(Collected data)
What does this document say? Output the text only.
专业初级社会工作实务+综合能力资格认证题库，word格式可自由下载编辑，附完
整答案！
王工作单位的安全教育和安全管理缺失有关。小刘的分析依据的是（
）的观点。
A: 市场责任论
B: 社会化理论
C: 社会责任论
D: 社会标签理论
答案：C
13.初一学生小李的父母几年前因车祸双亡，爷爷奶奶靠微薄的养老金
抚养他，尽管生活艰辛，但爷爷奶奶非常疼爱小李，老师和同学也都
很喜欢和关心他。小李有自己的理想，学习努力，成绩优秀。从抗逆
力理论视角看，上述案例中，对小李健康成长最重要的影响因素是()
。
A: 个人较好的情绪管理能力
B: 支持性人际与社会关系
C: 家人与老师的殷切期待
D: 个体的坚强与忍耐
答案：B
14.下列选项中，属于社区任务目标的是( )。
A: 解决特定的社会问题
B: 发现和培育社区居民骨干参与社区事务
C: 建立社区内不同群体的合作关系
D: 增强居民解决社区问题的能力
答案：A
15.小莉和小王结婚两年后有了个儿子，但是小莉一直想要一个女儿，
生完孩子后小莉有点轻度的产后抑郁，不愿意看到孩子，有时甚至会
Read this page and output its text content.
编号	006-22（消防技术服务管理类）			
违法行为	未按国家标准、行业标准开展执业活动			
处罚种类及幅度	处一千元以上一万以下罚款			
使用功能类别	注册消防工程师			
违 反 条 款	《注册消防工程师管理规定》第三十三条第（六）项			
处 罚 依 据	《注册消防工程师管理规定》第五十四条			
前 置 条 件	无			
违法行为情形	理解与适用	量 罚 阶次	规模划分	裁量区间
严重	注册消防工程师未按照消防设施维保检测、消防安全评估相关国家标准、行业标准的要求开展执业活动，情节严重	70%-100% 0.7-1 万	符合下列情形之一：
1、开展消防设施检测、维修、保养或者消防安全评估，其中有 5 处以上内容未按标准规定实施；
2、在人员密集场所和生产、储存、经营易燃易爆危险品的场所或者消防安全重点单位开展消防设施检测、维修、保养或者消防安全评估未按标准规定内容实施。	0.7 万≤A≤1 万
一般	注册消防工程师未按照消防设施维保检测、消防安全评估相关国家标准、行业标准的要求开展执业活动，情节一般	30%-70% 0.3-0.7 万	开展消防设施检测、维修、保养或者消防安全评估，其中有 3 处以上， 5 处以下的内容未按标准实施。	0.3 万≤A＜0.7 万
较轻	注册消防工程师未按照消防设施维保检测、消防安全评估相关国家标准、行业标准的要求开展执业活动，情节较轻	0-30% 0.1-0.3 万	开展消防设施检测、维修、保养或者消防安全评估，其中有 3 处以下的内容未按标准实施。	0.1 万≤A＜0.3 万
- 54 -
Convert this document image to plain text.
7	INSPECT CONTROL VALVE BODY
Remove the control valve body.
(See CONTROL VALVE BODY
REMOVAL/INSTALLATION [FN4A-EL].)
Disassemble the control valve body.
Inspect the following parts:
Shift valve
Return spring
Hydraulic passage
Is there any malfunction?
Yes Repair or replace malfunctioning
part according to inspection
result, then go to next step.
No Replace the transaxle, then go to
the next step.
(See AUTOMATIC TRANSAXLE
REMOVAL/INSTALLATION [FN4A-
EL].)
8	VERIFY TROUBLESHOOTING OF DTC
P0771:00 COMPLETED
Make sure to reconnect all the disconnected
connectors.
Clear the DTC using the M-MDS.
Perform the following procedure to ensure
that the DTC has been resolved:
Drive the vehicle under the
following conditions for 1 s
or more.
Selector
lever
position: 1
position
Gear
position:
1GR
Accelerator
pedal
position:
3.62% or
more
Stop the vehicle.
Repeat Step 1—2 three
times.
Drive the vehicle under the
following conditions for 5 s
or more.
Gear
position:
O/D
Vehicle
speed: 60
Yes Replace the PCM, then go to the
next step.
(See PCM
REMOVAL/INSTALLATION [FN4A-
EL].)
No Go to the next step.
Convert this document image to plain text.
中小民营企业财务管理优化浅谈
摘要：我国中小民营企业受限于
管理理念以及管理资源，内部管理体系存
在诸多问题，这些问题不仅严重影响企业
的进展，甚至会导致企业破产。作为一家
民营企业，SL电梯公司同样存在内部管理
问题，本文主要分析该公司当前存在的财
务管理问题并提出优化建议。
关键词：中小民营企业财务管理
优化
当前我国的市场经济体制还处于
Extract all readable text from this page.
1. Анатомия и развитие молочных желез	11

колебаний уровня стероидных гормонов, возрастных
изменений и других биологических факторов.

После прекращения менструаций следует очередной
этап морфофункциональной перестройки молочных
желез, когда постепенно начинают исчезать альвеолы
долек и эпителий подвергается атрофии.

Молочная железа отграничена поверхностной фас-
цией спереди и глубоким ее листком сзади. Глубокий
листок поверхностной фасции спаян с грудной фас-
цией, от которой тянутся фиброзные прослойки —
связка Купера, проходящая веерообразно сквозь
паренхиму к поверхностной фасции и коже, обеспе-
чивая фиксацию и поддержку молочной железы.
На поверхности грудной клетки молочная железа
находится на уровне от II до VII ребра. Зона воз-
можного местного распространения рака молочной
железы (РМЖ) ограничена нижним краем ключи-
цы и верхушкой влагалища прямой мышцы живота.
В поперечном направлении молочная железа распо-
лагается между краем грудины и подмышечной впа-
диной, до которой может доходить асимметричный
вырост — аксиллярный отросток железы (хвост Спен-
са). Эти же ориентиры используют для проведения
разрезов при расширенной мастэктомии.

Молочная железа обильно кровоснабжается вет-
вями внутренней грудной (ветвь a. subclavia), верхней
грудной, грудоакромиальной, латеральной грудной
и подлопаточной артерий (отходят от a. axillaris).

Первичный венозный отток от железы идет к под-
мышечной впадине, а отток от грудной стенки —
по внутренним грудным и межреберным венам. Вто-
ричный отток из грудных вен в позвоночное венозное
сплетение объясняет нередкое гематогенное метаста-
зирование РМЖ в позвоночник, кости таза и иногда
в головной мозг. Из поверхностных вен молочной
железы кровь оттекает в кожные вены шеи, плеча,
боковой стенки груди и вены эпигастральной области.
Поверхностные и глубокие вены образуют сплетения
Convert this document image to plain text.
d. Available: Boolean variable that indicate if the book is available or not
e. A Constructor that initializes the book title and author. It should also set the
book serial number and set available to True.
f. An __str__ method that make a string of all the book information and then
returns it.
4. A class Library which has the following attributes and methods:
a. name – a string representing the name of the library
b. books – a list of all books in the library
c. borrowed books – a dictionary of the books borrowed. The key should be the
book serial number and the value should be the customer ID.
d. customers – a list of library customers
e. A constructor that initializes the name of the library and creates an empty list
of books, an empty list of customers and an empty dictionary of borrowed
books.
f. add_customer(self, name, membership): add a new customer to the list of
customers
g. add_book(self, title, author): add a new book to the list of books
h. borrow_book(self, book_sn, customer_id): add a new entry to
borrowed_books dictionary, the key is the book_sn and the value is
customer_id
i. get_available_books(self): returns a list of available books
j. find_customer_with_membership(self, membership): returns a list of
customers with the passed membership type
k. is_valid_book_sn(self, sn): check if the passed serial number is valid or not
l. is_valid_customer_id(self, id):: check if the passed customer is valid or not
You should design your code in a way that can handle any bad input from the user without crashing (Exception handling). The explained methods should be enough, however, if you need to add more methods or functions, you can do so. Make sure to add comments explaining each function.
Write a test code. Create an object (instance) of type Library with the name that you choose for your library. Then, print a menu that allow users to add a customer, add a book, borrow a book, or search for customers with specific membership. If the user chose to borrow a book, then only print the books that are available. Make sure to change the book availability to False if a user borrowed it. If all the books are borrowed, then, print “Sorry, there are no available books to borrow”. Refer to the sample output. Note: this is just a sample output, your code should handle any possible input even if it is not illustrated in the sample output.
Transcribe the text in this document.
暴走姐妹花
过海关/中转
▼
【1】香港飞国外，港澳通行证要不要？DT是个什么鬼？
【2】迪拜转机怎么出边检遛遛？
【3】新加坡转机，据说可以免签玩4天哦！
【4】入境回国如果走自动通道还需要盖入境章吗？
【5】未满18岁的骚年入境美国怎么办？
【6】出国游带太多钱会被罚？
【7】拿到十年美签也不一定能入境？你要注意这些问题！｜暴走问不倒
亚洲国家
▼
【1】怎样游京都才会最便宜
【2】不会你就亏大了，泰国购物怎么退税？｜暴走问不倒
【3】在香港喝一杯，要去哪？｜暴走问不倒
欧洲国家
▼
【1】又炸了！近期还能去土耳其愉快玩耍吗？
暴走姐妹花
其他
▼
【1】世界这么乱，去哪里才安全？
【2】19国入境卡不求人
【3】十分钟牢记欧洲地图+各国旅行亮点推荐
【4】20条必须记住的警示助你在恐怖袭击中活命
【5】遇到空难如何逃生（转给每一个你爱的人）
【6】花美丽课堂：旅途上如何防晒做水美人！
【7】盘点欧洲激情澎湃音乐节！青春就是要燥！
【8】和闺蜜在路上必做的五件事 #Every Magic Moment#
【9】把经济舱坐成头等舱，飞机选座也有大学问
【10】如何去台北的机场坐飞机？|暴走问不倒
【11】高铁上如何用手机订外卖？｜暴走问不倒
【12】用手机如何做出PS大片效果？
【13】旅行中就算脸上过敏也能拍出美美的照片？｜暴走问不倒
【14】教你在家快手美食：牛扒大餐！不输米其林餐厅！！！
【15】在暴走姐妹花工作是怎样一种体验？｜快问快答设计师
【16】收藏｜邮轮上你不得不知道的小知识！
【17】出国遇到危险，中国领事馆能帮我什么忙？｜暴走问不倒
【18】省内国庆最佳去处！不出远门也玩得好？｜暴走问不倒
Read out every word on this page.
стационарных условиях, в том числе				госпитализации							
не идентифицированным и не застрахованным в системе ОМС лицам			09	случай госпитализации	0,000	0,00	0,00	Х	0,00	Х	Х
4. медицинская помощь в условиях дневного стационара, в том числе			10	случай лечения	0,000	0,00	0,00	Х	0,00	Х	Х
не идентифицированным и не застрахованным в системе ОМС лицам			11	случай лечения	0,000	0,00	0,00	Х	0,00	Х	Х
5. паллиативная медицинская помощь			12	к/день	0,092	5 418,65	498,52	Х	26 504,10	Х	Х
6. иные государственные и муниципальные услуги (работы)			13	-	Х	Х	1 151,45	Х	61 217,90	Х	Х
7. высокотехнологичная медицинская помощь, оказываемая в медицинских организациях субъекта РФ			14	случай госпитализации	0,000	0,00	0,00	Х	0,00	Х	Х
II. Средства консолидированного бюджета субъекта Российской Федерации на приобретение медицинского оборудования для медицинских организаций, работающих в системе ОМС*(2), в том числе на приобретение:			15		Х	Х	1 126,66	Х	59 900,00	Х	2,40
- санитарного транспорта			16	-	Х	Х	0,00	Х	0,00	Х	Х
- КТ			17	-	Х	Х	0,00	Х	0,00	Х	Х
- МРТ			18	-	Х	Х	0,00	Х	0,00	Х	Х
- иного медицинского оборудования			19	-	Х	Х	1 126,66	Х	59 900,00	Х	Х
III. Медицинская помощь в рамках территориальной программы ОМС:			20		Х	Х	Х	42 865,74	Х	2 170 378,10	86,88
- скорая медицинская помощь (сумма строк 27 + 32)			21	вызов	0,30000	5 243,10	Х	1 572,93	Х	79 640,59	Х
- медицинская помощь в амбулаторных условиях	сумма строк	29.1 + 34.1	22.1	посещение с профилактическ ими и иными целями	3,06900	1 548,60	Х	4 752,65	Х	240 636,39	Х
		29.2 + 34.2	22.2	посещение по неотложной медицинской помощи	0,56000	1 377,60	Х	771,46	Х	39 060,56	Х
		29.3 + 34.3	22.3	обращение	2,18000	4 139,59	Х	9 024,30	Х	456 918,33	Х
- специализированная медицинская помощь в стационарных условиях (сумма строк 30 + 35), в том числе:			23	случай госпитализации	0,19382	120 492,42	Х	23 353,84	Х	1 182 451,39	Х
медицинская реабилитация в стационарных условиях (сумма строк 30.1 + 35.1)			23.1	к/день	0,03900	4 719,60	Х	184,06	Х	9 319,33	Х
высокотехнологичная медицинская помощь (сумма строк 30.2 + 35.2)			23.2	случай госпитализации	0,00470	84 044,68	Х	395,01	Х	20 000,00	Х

**WORK TO BE COMPLETED**.
Pull every line containing "лечения" from the material above.

**WRITTEN ANSWER**.
4. медицинская помощь в условиях дневного стационара, в том числе			10	случай лечения	0,000	0,00	0,00	Х	0,00	Х	Х
не идентифицированным и не застрахованным в системе ОМС лицам			11	случай лечения	0,000	0,00	0,00	Х	0,00	Х	Х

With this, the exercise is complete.